------ Records to use ------

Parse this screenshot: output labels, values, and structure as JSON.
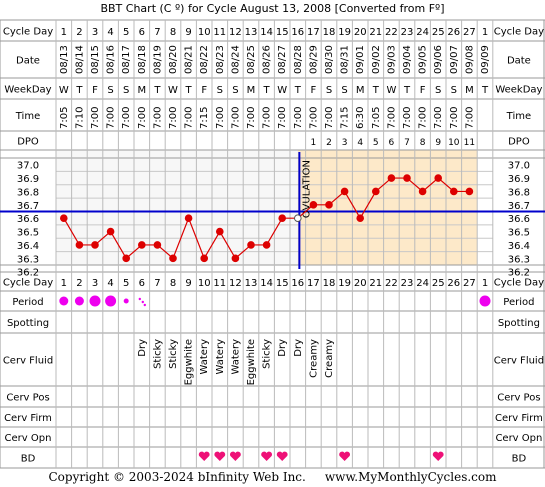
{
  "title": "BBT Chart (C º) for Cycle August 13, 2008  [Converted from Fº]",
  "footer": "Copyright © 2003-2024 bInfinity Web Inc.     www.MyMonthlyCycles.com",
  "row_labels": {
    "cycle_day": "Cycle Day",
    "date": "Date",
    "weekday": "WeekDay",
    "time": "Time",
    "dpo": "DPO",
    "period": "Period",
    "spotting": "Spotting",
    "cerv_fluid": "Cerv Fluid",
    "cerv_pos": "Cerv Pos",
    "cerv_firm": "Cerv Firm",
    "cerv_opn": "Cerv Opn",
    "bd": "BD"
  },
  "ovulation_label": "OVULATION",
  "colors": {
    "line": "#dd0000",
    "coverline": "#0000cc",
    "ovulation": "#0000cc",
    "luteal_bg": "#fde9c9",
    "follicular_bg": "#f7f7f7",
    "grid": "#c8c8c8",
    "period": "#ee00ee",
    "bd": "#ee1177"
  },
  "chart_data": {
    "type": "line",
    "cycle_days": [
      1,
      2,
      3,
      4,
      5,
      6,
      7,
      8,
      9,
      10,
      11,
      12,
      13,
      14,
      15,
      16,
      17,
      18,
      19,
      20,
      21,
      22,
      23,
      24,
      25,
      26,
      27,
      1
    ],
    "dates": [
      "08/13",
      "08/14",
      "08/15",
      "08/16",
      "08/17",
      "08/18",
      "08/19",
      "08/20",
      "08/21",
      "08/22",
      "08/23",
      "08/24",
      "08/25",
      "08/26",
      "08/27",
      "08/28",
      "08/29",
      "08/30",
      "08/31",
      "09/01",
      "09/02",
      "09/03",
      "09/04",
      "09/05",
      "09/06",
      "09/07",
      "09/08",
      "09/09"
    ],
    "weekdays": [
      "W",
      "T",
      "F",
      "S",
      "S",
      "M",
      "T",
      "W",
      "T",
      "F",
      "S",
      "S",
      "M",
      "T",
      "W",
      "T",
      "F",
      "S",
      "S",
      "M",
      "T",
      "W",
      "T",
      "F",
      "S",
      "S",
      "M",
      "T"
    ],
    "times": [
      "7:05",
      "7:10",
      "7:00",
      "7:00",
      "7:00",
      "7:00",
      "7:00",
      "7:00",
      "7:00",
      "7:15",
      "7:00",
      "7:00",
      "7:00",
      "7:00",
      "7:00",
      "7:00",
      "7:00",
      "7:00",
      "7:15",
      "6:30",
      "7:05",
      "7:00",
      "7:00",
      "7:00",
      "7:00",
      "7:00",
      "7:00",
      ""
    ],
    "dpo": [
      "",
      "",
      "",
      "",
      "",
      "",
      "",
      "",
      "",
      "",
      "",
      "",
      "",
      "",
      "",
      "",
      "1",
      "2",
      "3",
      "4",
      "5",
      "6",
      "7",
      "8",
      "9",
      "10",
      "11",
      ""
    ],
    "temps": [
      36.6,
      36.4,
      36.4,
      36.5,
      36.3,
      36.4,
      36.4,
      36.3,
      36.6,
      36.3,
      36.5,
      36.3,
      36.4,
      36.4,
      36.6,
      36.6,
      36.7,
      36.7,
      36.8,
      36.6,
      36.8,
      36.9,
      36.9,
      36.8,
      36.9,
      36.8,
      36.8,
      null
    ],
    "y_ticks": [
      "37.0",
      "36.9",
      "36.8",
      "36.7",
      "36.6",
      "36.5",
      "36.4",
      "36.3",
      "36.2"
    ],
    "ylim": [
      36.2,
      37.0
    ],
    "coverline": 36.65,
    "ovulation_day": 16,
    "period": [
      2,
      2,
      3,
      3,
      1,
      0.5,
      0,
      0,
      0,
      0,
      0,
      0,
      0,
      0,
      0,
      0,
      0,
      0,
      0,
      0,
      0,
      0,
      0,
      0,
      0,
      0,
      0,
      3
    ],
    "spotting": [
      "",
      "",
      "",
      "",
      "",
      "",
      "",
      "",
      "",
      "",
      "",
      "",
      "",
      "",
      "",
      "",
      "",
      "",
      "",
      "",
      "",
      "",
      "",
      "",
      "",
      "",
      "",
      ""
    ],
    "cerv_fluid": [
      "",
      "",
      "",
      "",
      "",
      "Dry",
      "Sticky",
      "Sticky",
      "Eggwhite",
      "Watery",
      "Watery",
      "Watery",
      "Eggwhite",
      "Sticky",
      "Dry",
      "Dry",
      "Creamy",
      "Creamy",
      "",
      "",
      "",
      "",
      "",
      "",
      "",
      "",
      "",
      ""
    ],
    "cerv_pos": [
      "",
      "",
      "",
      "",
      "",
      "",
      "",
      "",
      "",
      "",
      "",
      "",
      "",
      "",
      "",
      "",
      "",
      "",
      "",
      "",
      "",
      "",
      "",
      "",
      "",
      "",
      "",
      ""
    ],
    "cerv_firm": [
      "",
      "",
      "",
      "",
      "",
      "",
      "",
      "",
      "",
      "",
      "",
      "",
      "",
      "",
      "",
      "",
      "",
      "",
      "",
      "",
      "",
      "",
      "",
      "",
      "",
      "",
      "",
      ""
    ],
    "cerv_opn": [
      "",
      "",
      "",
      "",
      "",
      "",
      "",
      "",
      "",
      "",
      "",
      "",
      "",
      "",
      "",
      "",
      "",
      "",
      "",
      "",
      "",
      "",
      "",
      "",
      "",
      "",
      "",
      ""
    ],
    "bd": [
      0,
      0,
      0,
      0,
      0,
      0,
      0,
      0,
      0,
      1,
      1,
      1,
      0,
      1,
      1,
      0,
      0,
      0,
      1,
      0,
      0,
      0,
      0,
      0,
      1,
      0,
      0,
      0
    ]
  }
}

------

Write the listing above out again exactly, dropping each image.

Parse this screenshot: output labels, values, and structure as JSON.
{
  "title": "BBT Chart (C º) for Cycle August 13, 2008  [Converted from Fº]",
  "footer": "Copyright © 2003-2024 bInfinity Web Inc.     www.MyMonthlyCycles.com",
  "row_labels": {
    "cycle_day": "Cycle Day",
    "date": "Date",
    "weekday": "WeekDay",
    "time": "Time",
    "dpo": "DPO",
    "period": "Period",
    "spotting": "Spotting",
    "cerv_fluid": "Cerv Fluid",
    "cerv_pos": "Cerv Pos",
    "cerv_firm": "Cerv Firm",
    "cerv_opn": "Cerv Opn",
    "bd": "BD"
  },
  "ovulation_label": "OVULATION",
  "colors": {
    "line": "#dd0000",
    "coverline": "#0000cc",
    "ovulation": "#0000cc",
    "luteal_bg": "#fde9c9",
    "follicular_bg": "#f7f7f7",
    "grid": "#c8c8c8",
    "period": "#ee00ee",
    "bd": "#ee1177"
  },
  "chart_data": {
    "type": "line",
    "cycle_days": [
      1,
      2,
      3,
      4,
      5,
      6,
      7,
      8,
      9,
      10,
      11,
      12,
      13,
      14,
      15,
      16,
      17,
      18,
      19,
      20,
      21,
      22,
      23,
      24,
      25,
      26,
      27,
      1
    ],
    "dates": [
      "08/13",
      "08/14",
      "08/15",
      "08/16",
      "08/17",
      "08/18",
      "08/19",
      "08/20",
      "08/21",
      "08/22",
      "08/23",
      "08/24",
      "08/25",
      "08/26",
      "08/27",
      "08/28",
      "08/29",
      "08/30",
      "08/31",
      "09/01",
      "09/02",
      "09/03",
      "09/04",
      "09/05",
      "09/06",
      "09/07",
      "09/08",
      "09/09"
    ],
    "weekdays": [
      "W",
      "T",
      "F",
      "S",
      "S",
      "M",
      "T",
      "W",
      "T",
      "F",
      "S",
      "S",
      "M",
      "T",
      "W",
      "T",
      "F",
      "S",
      "S",
      "M",
      "T",
      "W",
      "T",
      "F",
      "S",
      "S",
      "M",
      "T"
    ],
    "times": [
      "7:05",
      "7:10",
      "7:00",
      "7:00",
      "7:00",
      "7:00",
      "7:00",
      "7:00",
      "7:00",
      "7:15",
      "7:00",
      "7:00",
      "7:00",
      "7:00",
      "7:00",
      "7:00",
      "7:00",
      "7:00",
      "7:15",
      "6:30",
      "7:05",
      "7:00",
      "7:00",
      "7:00",
      "7:00",
      "7:00",
      "7:00",
      ""
    ],
    "dpo": [
      "",
      "",
      "",
      "",
      "",
      "",
      "",
      "",
      "",
      "",
      "",
      "",
      "",
      "",
      "",
      "",
      "1",
      "2",
      "3",
      "4",
      "5",
      "6",
      "7",
      "8",
      "9",
      "10",
      "11",
      ""
    ],
    "temps": [
      36.6,
      36.4,
      36.4,
      36.5,
      36.3,
      36.4,
      36.4,
      36.3,
      36.6,
      36.3,
      36.5,
      36.3,
      36.4,
      36.4,
      36.6,
      36.6,
      36.7,
      36.7,
      36.8,
      36.6,
      36.8,
      36.9,
      36.9,
      36.8,
      36.9,
      36.8,
      36.8,
      null
    ],
    "y_ticks": [
      "37.0",
      "36.9",
      "36.8",
      "36.7",
      "36.6",
      "36.5",
      "36.4",
      "36.3",
      "36.2"
    ],
    "ylim": [
      36.2,
      37.0
    ],
    "coverline": 36.65,
    "ovulation_day": 16,
    "period": [
      2,
      2,
      3,
      3,
      1,
      0.5,
      0,
      0,
      0,
      0,
      0,
      0,
      0,
      0,
      0,
      0,
      0,
      0,
      0,
      0,
      0,
      0,
      0,
      0,
      0,
      0,
      0,
      3
    ],
    "spotting": [
      "",
      "",
      "",
      "",
      "",
      "",
      "",
      "",
      "",
      "",
      "",
      "",
      "",
      "",
      "",
      "",
      "",
      "",
      "",
      "",
      "",
      "",
      "",
      "",
      "",
      "",
      "",
      ""
    ],
    "cerv_fluid": [
      "",
      "",
      "",
      "",
      "",
      "Dry",
      "Sticky",
      "Sticky",
      "Eggwhite",
      "Watery",
      "Watery",
      "Watery",
      "Eggwhite",
      "Sticky",
      "Dry",
      "Dry",
      "Creamy",
      "Creamy",
      "",
      "",
      "",
      "",
      "",
      "",
      "",
      "",
      "",
      ""
    ],
    "cerv_pos": [
      "",
      "",
      "",
      "",
      "",
      "",
      "",
      "",
      "",
      "",
      "",
      "",
      "",
      "",
      "",
      "",
      "",
      "",
      "",
      "",
      "",
      "",
      "",
      "",
      "",
      "",
      "",
      ""
    ],
    "cerv_firm": [
      "",
      "",
      "",
      "",
      "",
      "",
      "",
      "",
      "",
      "",
      "",
      "",
      "",
      "",
      "",
      "",
      "",
      "",
      "",
      "",
      "",
      "",
      "",
      "",
      "",
      "",
      "",
      ""
    ],
    "cerv_opn": [
      "",
      "",
      "",
      "",
      "",
      "",
      "",
      "",
      "",
      "",
      "",
      "",
      "",
      "",
      "",
      "",
      "",
      "",
      "",
      "",
      "",
      "",
      "",
      "",
      "",
      "",
      "",
      ""
    ],
    "bd": [
      0,
      0,
      0,
      0,
      0,
      0,
      0,
      0,
      0,
      1,
      1,
      1,
      0,
      1,
      1,
      0,
      0,
      0,
      1,
      0,
      0,
      0,
      0,
      0,
      1,
      0,
      0,
      0
    ]
  }
}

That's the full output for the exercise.